_LISTED ENTRIES_
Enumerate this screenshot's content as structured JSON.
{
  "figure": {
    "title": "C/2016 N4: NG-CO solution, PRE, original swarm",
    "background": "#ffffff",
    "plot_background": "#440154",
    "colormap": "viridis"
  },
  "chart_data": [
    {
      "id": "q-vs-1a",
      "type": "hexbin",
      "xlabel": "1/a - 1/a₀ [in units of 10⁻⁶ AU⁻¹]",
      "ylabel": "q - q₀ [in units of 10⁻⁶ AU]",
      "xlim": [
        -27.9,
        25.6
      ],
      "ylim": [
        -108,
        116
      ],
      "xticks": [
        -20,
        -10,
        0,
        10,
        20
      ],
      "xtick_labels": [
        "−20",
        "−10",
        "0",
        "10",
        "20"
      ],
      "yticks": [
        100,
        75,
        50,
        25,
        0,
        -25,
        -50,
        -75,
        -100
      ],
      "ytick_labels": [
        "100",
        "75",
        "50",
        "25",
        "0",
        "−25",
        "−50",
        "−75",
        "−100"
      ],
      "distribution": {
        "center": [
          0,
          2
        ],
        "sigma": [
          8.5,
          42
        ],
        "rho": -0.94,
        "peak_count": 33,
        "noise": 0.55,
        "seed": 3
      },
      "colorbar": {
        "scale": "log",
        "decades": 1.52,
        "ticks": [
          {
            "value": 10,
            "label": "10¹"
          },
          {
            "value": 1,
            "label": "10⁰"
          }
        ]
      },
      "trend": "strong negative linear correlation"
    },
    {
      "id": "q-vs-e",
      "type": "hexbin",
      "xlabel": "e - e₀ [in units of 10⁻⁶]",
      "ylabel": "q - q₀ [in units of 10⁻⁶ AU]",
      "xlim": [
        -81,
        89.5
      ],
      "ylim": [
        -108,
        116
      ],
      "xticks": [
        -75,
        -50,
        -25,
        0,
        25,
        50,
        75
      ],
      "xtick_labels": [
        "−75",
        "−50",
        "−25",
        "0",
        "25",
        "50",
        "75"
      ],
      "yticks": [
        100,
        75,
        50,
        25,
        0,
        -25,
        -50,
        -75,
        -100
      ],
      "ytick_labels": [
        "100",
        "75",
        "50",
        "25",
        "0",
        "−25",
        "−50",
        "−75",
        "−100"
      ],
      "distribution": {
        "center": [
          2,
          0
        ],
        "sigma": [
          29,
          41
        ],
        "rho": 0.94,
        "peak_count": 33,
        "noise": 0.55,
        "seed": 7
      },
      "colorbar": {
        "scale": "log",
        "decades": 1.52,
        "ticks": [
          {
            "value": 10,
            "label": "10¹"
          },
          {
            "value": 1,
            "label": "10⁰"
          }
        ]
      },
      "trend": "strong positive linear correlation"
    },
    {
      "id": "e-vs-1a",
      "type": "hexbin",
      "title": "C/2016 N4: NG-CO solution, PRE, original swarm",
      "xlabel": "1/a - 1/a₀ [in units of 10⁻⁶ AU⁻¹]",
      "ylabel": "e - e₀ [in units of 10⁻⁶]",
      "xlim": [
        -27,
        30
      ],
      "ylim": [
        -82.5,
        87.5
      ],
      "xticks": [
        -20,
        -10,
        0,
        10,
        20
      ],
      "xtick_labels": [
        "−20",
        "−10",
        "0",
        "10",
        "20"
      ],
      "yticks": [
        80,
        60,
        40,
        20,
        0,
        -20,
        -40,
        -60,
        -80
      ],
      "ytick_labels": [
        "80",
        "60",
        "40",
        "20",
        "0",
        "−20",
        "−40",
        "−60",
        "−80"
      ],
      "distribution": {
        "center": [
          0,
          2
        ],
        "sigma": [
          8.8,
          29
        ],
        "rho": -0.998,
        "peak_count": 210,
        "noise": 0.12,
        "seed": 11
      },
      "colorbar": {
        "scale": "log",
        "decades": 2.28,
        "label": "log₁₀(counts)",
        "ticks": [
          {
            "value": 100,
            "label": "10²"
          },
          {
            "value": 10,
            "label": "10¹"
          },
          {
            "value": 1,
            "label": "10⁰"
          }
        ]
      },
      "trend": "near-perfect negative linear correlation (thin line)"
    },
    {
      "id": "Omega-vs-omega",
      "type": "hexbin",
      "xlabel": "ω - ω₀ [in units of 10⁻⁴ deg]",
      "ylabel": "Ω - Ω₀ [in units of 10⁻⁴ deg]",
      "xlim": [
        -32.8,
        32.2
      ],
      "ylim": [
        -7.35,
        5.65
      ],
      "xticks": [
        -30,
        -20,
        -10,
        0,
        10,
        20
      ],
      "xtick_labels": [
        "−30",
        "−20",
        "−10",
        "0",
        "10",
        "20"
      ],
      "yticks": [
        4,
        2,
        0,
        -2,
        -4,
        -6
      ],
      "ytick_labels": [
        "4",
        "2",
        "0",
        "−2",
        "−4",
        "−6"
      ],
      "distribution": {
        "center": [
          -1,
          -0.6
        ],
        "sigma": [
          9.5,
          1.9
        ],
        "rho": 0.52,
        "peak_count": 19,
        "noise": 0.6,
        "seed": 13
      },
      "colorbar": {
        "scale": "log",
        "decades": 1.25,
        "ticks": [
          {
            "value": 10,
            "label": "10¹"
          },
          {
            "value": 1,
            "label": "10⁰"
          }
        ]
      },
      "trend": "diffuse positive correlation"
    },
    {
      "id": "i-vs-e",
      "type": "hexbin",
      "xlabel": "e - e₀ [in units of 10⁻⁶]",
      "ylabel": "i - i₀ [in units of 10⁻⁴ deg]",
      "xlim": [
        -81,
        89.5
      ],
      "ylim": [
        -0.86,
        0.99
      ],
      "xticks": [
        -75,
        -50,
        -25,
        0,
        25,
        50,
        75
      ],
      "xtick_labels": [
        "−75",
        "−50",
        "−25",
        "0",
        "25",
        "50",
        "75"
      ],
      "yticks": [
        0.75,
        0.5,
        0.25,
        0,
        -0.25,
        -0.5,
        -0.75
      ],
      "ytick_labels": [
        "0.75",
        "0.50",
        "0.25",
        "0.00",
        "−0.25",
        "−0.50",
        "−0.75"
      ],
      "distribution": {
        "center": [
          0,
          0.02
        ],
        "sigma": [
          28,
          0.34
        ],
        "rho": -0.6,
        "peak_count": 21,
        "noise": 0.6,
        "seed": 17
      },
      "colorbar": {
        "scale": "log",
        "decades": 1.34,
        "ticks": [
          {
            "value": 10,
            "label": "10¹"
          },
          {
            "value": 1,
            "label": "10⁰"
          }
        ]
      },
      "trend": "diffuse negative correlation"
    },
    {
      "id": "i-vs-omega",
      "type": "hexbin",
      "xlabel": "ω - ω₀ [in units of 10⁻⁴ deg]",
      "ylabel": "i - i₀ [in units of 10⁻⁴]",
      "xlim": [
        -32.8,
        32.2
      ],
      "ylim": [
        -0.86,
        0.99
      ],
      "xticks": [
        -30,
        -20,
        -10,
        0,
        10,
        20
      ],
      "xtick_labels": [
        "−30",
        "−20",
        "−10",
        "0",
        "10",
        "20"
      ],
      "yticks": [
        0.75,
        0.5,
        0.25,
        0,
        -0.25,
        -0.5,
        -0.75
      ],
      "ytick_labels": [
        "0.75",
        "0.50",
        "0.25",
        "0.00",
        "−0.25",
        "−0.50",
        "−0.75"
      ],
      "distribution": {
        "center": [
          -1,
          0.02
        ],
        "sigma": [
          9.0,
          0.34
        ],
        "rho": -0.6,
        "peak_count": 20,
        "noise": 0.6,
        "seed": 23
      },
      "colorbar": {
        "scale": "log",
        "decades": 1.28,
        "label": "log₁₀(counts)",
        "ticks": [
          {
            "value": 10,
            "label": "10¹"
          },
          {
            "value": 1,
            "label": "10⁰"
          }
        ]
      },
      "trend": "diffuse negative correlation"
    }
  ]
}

_EXERCISE DIRECTIONS_
Extract all lines as given.

_FULL ANSWER_
Enumerate this screenshot's content as structured JSON.
{
  "figure": {
    "title": "C/2016 N4: NG-CO solution, PRE, original swarm",
    "background": "#ffffff",
    "plot_background": "#440154",
    "colormap": "viridis"
  },
  "chart_data": [
    {
      "id": "q-vs-1a",
      "type": "hexbin",
      "xlabel": "1/a - 1/a₀ [in units of 10⁻⁶ AU⁻¹]",
      "ylabel": "q - q₀ [in units of 10⁻⁶ AU]",
      "xlim": [
        -27.9,
        25.6
      ],
      "ylim": [
        -108,
        116
      ],
      "xticks": [
        -20,
        -10,
        0,
        10,
        20
      ],
      "xtick_labels": [
        "−20",
        "−10",
        "0",
        "10",
        "20"
      ],
      "yticks": [
        100,
        75,
        50,
        25,
        0,
        -25,
        -50,
        -75,
        -100
      ],
      "ytick_labels": [
        "100",
        "75",
        "50",
        "25",
        "0",
        "−25",
        "−50",
        "−75",
        "−100"
      ],
      "distribution": {
        "center": [
          0,
          2
        ],
        "sigma": [
          8.5,
          42
        ],
        "rho": -0.94,
        "peak_count": 33,
        "noise": 0.55,
        "seed": 3
      },
      "colorbar": {
        "scale": "log",
        "decades": 1.52,
        "ticks": [
          {
            "value": 10,
            "label": "10¹"
          },
          {
            "value": 1,
            "label": "10⁰"
          }
        ]
      },
      "trend": "strong negative linear correlation"
    },
    {
      "id": "q-vs-e",
      "type": "hexbin",
      "xlabel": "e - e₀ [in units of 10⁻⁶]",
      "ylabel": "q - q₀ [in units of 10⁻⁶ AU]",
      "xlim": [
        -81,
        89.5
      ],
      "ylim": [
        -108,
        116
      ],
      "xticks": [
        -75,
        -50,
        -25,
        0,
        25,
        50,
        75
      ],
      "xtick_labels": [
        "−75",
        "−50",
        "−25",
        "0",
        "25",
        "50",
        "75"
      ],
      "yticks": [
        100,
        75,
        50,
        25,
        0,
        -25,
        -50,
        -75,
        -100
      ],
      "ytick_labels": [
        "100",
        "75",
        "50",
        "25",
        "0",
        "−25",
        "−50",
        "−75",
        "−100"
      ],
      "distribution": {
        "center": [
          2,
          0
        ],
        "sigma": [
          29,
          41
        ],
        "rho": 0.94,
        "peak_count": 33,
        "noise": 0.55,
        "seed": 7
      },
      "colorbar": {
        "scale": "log",
        "decades": 1.52,
        "ticks": [
          {
            "value": 10,
            "label": "10¹"
          },
          {
            "value": 1,
            "label": "10⁰"
          }
        ]
      },
      "trend": "strong positive linear correlation"
    },
    {
      "id": "e-vs-1a",
      "type": "hexbin",
      "title": "C/2016 N4: NG-CO solution, PRE, original swarm",
      "xlabel": "1/a - 1/a₀ [in units of 10⁻⁶ AU⁻¹]",
      "ylabel": "e - e₀ [in units of 10⁻⁶]",
      "xlim": [
        -27,
        30
      ],
      "ylim": [
        -82.5,
        87.5
      ],
      "xticks": [
        -20,
        -10,
        0,
        10,
        20
      ],
      "xtick_labels": [
        "−20",
        "−10",
        "0",
        "10",
        "20"
      ],
      "yticks": [
        80,
        60,
        40,
        20,
        0,
        -20,
        -40,
        -60,
        -80
      ],
      "ytick_labels": [
        "80",
        "60",
        "40",
        "20",
        "0",
        "−20",
        "−40",
        "−60",
        "−80"
      ],
      "distribution": {
        "center": [
          0,
          2
        ],
        "sigma": [
          8.8,
          29
        ],
        "rho": -0.998,
        "peak_count": 210,
        "noise": 0.12,
        "seed": 11
      },
      "colorbar": {
        "scale": "log",
        "decades": 2.28,
        "label": "log₁₀(counts)",
        "ticks": [
          {
            "value": 100,
            "label": "10²"
          },
          {
            "value": 10,
            "label": "10¹"
          },
          {
            "value": 1,
            "label": "10⁰"
          }
        ]
      },
      "trend": "near-perfect negative linear correlation (thin line)"
    },
    {
      "id": "Omega-vs-omega",
      "type": "hexbin",
      "xlabel": "ω - ω₀ [in units of 10⁻⁴ deg]",
      "ylabel": "Ω - Ω₀ [in units of 10⁻⁴ deg]",
      "xlim": [
        -32.8,
        32.2
      ],
      "ylim": [
        -7.35,
        5.65
      ],
      "xticks": [
        -30,
        -20,
        -10,
        0,
        10,
        20
      ],
      "xtick_labels": [
        "−30",
        "−20",
        "−10",
        "0",
        "10",
        "20"
      ],
      "yticks": [
        4,
        2,
        0,
        -2,
        -4,
        -6
      ],
      "ytick_labels": [
        "4",
        "2",
        "0",
        "−2",
        "−4",
        "−6"
      ],
      "distribution": {
        "center": [
          -1,
          -0.6
        ],
        "sigma": [
          9.5,
          1.9
        ],
        "rho": 0.52,
        "peak_count": 19,
        "noise": 0.6,
        "seed": 13
      },
      "colorbar": {
        "scale": "log",
        "decades": 1.25,
        "ticks": [
          {
            "value": 10,
            "label": "10¹"
          },
          {
            "value": 1,
            "label": "10⁰"
          }
        ]
      },
      "trend": "diffuse positive correlation"
    },
    {
      "id": "i-vs-e",
      "type": "hexbin",
      "xlabel": "e - e₀ [in units of 10⁻⁶]",
      "ylabel": "i - i₀ [in units of 10⁻⁴ deg]",
      "xlim": [
        -81,
        89.5
      ],
      "ylim": [
        -0.86,
        0.99
      ],
      "xticks": [
        -75,
        -50,
        -25,
        0,
        25,
        50,
        75
      ],
      "xtick_labels": [
        "−75",
        "−50",
        "−25",
        "0",
        "25",
        "50",
        "75"
      ],
      "yticks": [
        0.75,
        0.5,
        0.25,
        0,
        -0.25,
        -0.5,
        -0.75
      ],
      "ytick_labels": [
        "0.75",
        "0.50",
        "0.25",
        "0.00",
        "−0.25",
        "−0.50",
        "−0.75"
      ],
      "distribution": {
        "center": [
          0,
          0.02
        ],
        "sigma": [
          28,
          0.34
        ],
        "rho": -0.6,
        "peak_count": 21,
        "noise": 0.6,
        "seed": 17
      },
      "colorbar": {
        "scale": "log",
        "decades": 1.34,
        "ticks": [
          {
            "value": 10,
            "label": "10¹"
          },
          {
            "value": 1,
            "label": "10⁰"
          }
        ]
      },
      "trend": "diffuse negative correlation"
    },
    {
      "id": "i-vs-omega",
      "type": "hexbin",
      "xlabel": "ω - ω₀ [in units of 10⁻⁴ deg]",
      "ylabel": "i - i₀ [in units of 10⁻⁴]",
      "xlim": [
        -32.8,
        32.2
      ],
      "ylim": [
        -0.86,
        0.99
      ],
      "xticks": [
        -30,
        -20,
        -10,
        0,
        10,
        20
      ],
      "xtick_labels": [
        "−30",
        "−20",
        "−10",
        "0",
        "10",
        "20"
      ],
      "yticks": [
        0.75,
        0.5,
        0.25,
        0,
        -0.25,
        -0.5,
        -0.75
      ],
      "ytick_labels": [
        "0.75",
        "0.50",
        "0.25",
        "0.00",
        "−0.25",
        "−0.50",
        "−0.75"
      ],
      "distribution": {
        "center": [
          -1,
          0.02
        ],
        "sigma": [
          9.0,
          0.34
        ],
        "rho": -0.6,
        "peak_count": 20,
        "noise": 0.6,
        "seed": 23
      },
      "colorbar": {
        "scale": "log",
        "decades": 1.28,
        "label": "log₁₀(counts)",
        "ticks": [
          {
            "value": 10,
            "label": "10¹"
          },
          {
            "value": 1,
            "label": "10⁰"
          }
        ]
      },
      "trend": "diffuse negative correlation"
    }
  ]
}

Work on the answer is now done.